Copy every entry word for word. Skip the pictures.
— START Stored records —
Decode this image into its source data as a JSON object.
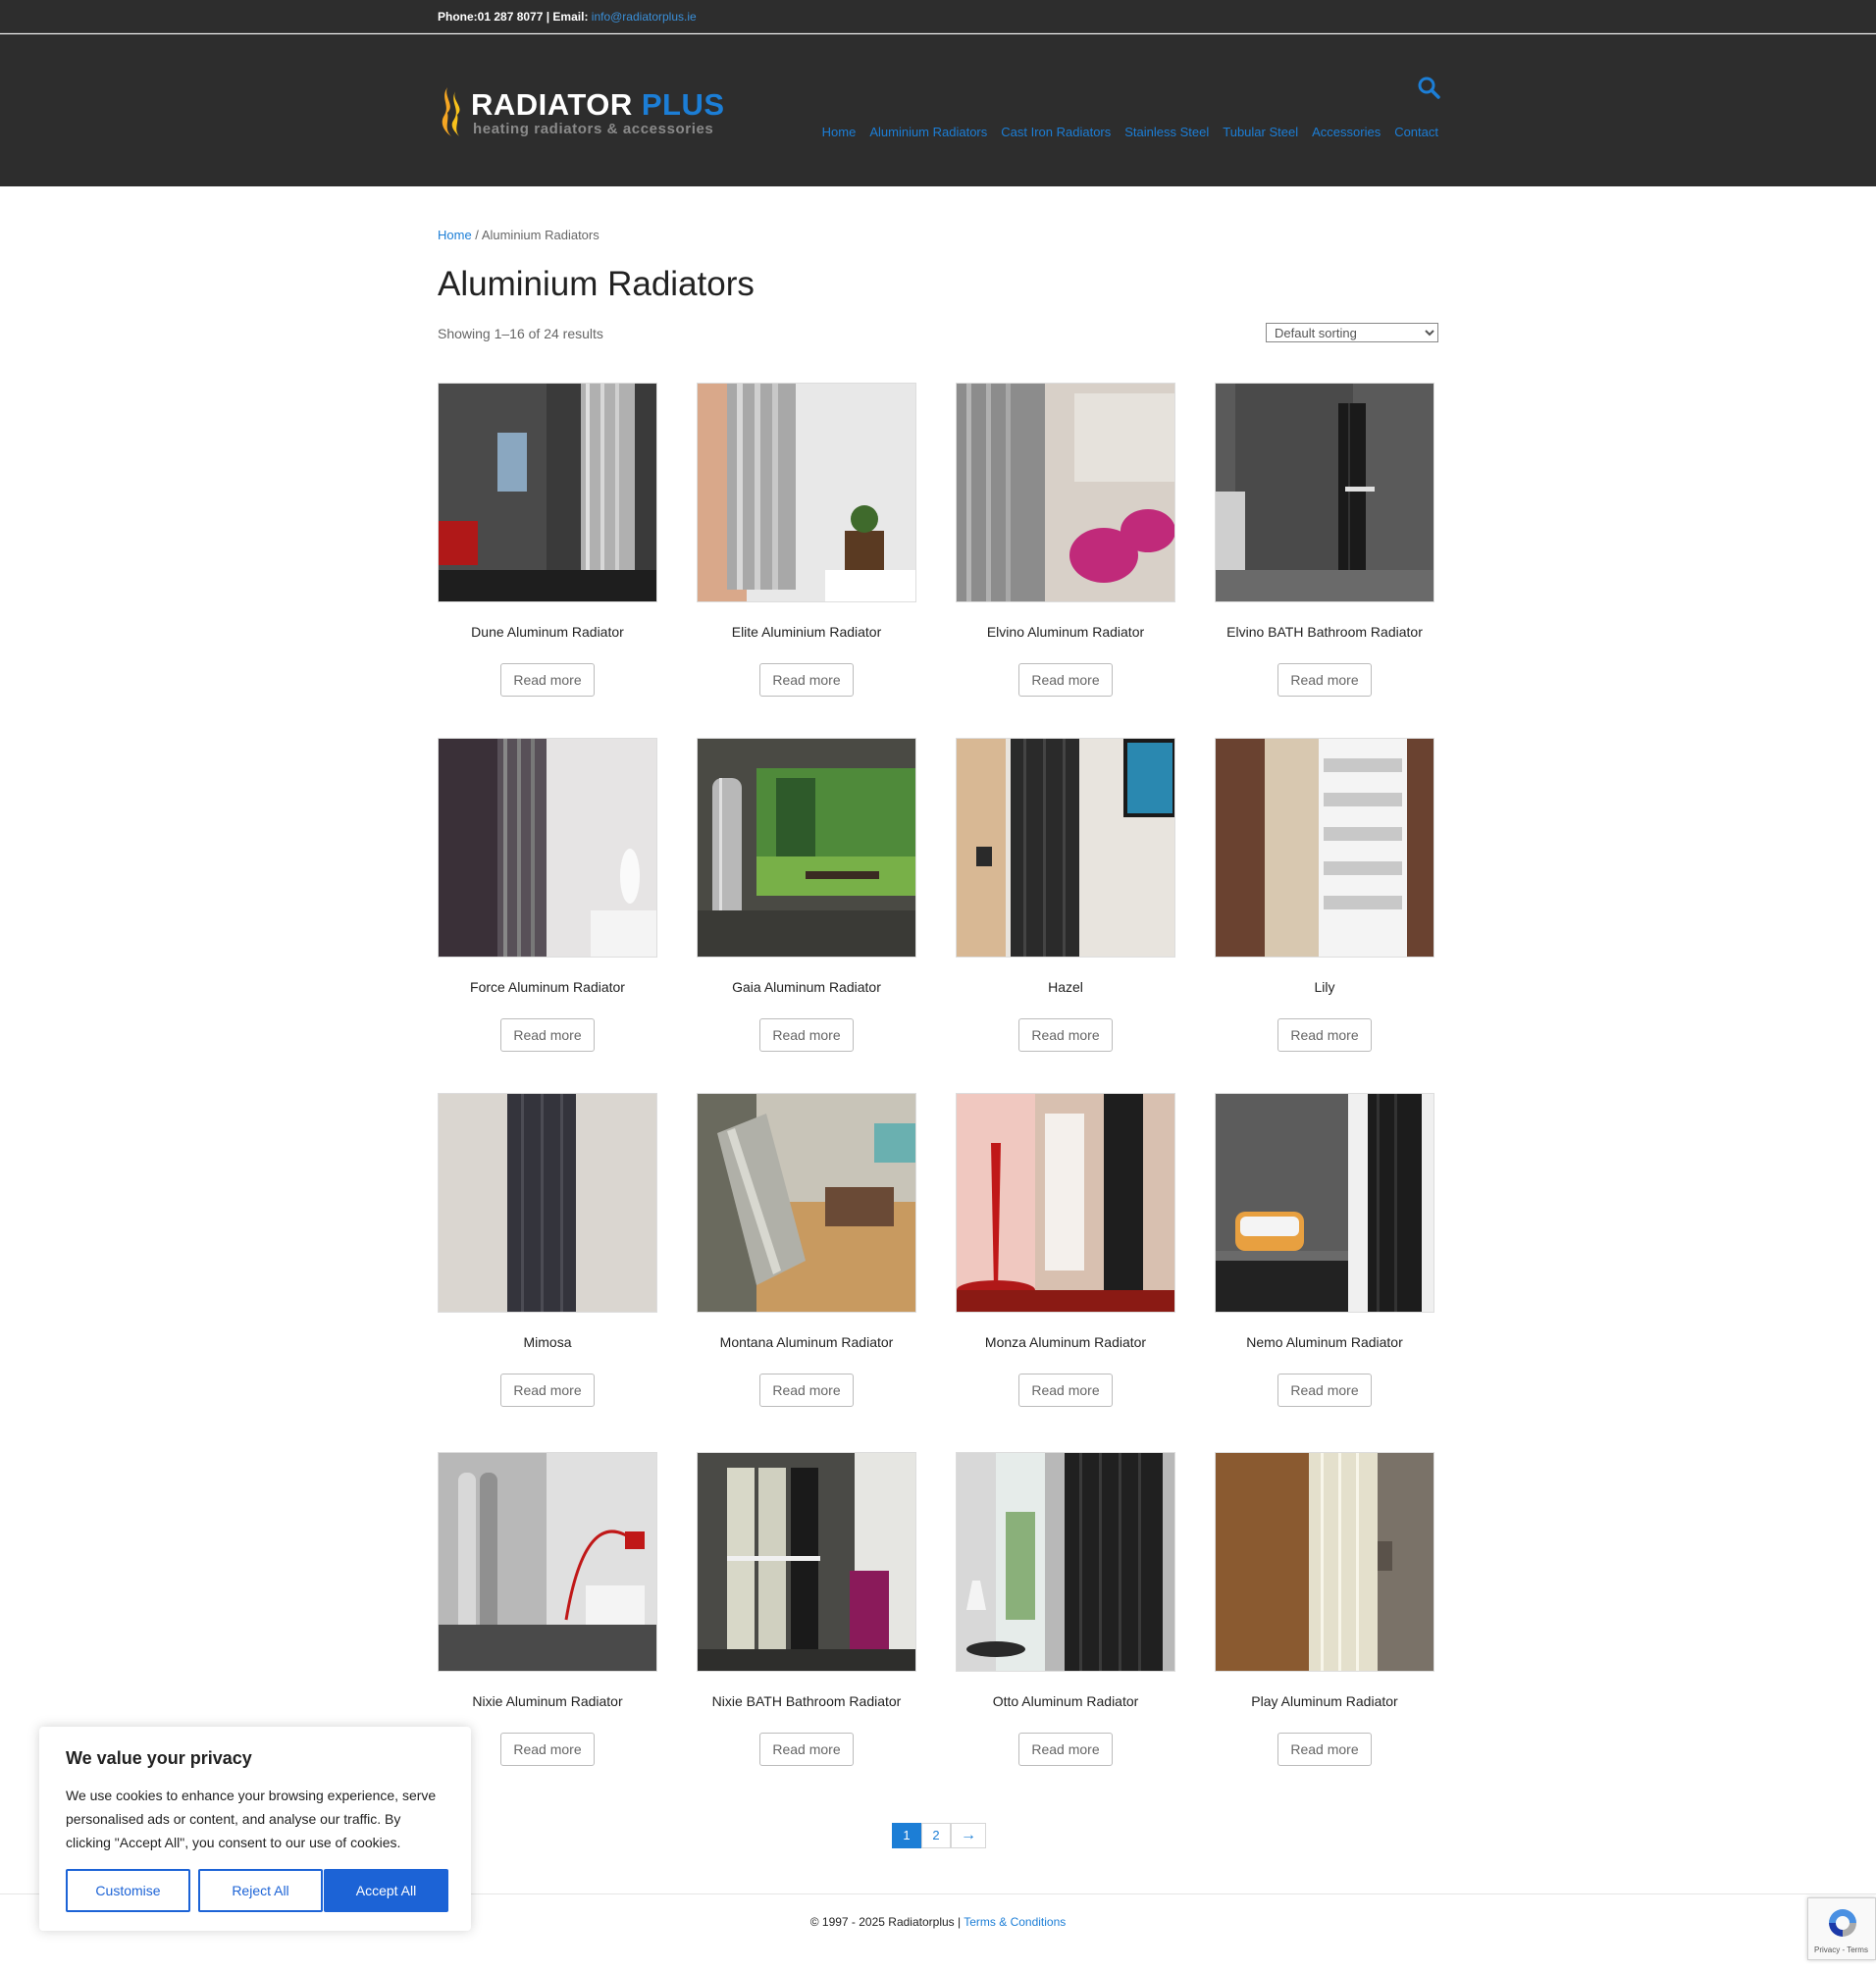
{
  "topbar": {
    "phone_label": "Phone:01 287 8077 | Email: ",
    "email": "info@radiatorplus.ie"
  },
  "header": {
    "brand_main": "RADIATOR",
    "brand_plus": "PLUS",
    "tagline": "heating radiators & accessories",
    "search_icon": "search-icon",
    "nav": [
      {
        "label": "Home"
      },
      {
        "label": "Aluminium Radiators"
      },
      {
        "label": "Cast Iron Radiators"
      },
      {
        "label": "Stainless Steel"
      },
      {
        "label": "Tubular Steel"
      },
      {
        "label": "Accessories"
      },
      {
        "label": "Contact"
      }
    ]
  },
  "breadcrumb": {
    "home": "Home",
    "separator": " / ",
    "current": "Aluminium Radiators"
  },
  "page": {
    "title": "Aluminium Radiators",
    "result_count": "Showing 1–16 of 24 results",
    "sort_selected": "Default sorting"
  },
  "products": [
    {
      "name": "Dune Aluminum Radiator",
      "button": "Read more"
    },
    {
      "name": "Elite Aluminium Radiator",
      "button": "Read more"
    },
    {
      "name": "Elvino Aluminum Radiator",
      "button": "Read more"
    },
    {
      "name": "Elvino BATH Bathroom Radiator",
      "button": "Read more"
    },
    {
      "name": "Force Aluminum Radiator",
      "button": "Read more"
    },
    {
      "name": "Gaia Aluminum Radiator",
      "button": "Read more"
    },
    {
      "name": "Hazel",
      "button": "Read more"
    },
    {
      "name": "Lily",
      "button": "Read more"
    },
    {
      "name": "Mimosa",
      "button": "Read more"
    },
    {
      "name": "Montana Aluminum Radiator",
      "button": "Read more"
    },
    {
      "name": "Monza Aluminum Radiator",
      "button": "Read more"
    },
    {
      "name": "Nemo Aluminum Radiator",
      "button": "Read more"
    },
    {
      "name": "Nixie Aluminum Radiator",
      "button": "Read more"
    },
    {
      "name": "Nixie BATH Bathroom Radiator",
      "button": "Read more"
    },
    {
      "name": "Otto Aluminum Radiator",
      "button": "Read more"
    },
    {
      "name": "Play Aluminum Radiator",
      "button": "Read more"
    }
  ],
  "pagination": {
    "current": "1",
    "page2": "2",
    "next": "→"
  },
  "footer": {
    "copyright": "© 1997 - 2025 Radiatorplus | ",
    "terms": "Terms & Conditions"
  },
  "cookie": {
    "title": "We value your privacy",
    "text": "We use cookies to enhance your browsing experience, serve personalised ads or content, and analyse our traffic. By clicking \"Accept All\", you consent to our use of cookies.",
    "customise": "Customise",
    "reject": "Reject All",
    "accept": "Accept All"
  },
  "recaptcha": {
    "text": "Privacy - Terms"
  },
  "colors": {
    "header_bg": "#2d2d2d",
    "accent": "#1c7ed6",
    "cookie_button": "#1c63d6"
  }
}
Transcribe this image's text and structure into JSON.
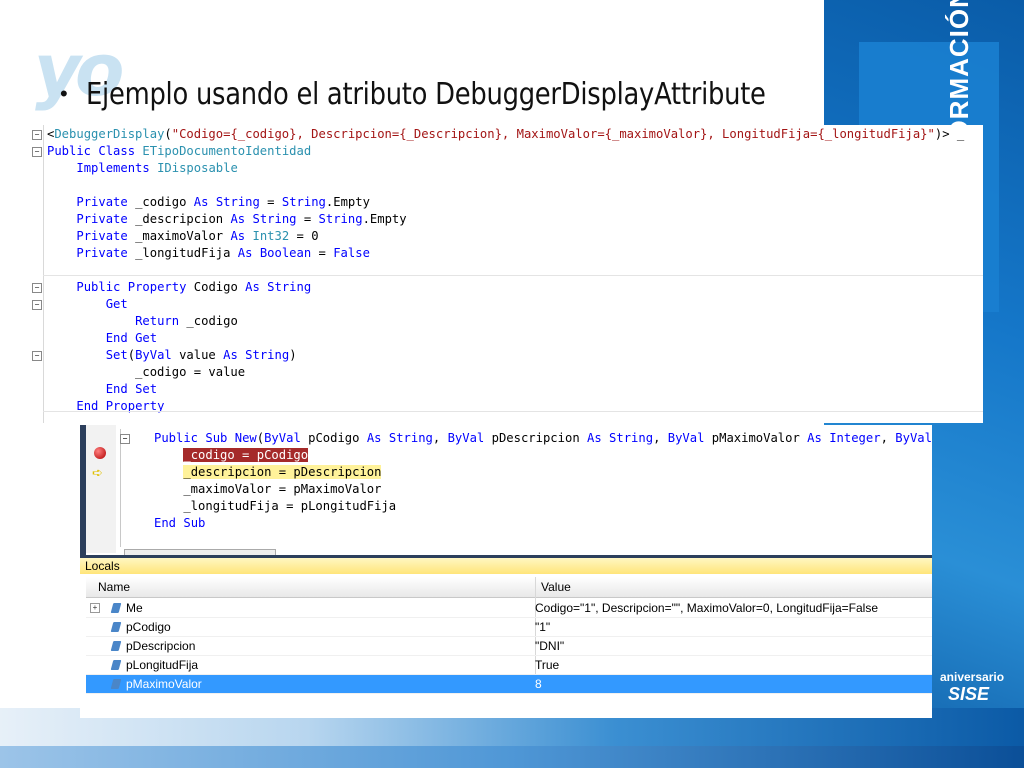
— END Stored records —
* The response
Decode this image into its source data as a JSON object.
{
  "topbar": {
    "phone_label": "Phone:01 287 8077 | Email: ",
    "email": "info@radiatorplus.ie"
  },
  "header": {
    "brand_main": "RADIATOR",
    "brand_plus": "PLUS",
    "tagline": "heating radiators & accessories",
    "search_icon": "search-icon",
    "nav": [
      {
        "label": "Home"
      },
      {
        "label": "Aluminium Radiators"
      },
      {
        "label": "Cast Iron Radiators"
      },
      {
        "label": "Stainless Steel"
      },
      {
        "label": "Tubular Steel"
      },
      {
        "label": "Accessories"
      },
      {
        "label": "Contact"
      }
    ]
  },
  "breadcrumb": {
    "home": "Home",
    "separator": " / ",
    "current": "Aluminium Radiators"
  },
  "page": {
    "title": "Aluminium Radiators",
    "result_count": "Showing 1–16 of 24 results",
    "sort_selected": "Default sorting"
  },
  "products": [
    {
      "name": "Dune Aluminum Radiator",
      "button": "Read more"
    },
    {
      "name": "Elite Aluminium Radiator",
      "button": "Read more"
    },
    {
      "name": "Elvino Aluminum Radiator",
      "button": "Read more"
    },
    {
      "name": "Elvino BATH Bathroom Radiator",
      "button": "Read more"
    },
    {
      "name": "Force Aluminum Radiator",
      "button": "Read more"
    },
    {
      "name": "Gaia Aluminum Radiator",
      "button": "Read more"
    },
    {
      "name": "Hazel",
      "button": "Read more"
    },
    {
      "name": "Lily",
      "button": "Read more"
    },
    {
      "name": "Mimosa",
      "button": "Read more"
    },
    {
      "name": "Montana Aluminum Radiator",
      "button": "Read more"
    },
    {
      "name": "Monza Aluminum Radiator",
      "button": "Read more"
    },
    {
      "name": "Nemo Aluminum Radiator",
      "button": "Read more"
    },
    {
      "name": "Nixie Aluminum Radiator",
      "button": "Read more"
    },
    {
      "name": "Nixie BATH Bathroom Radiator",
      "button": "Read more"
    },
    {
      "name": "Otto Aluminum Radiator",
      "button": "Read more"
    },
    {
      "name": "Play Aluminum Radiator",
      "button": "Read more"
    }
  ],
  "pagination": {
    "current": "1",
    "page2": "2",
    "next": "→"
  },
  "footer": {
    "copyright": "© 1997 - 2025 Radiatorplus | ",
    "terms": "Terms & Conditions"
  },
  "cookie": {
    "title": "We value your privacy",
    "text": "We use cookies to enhance your browsing experience, serve personalised ads or content, and analyse our traffic. By clicking \"Accept All\", you consent to our use of cookies.",
    "customise": "Customise",
    "reject": "Reject All",
    "accept": "Accept All"
  },
  "recaptcha": {
    "text": "Privacy - Terms"
  },
  "colors": {
    "header_bg": "#2d2d2d",
    "accent": "#1c7ed6",
    "cookie_button": "#1c63d6"
  }
}
Transcribe this image's text and structure into JSON.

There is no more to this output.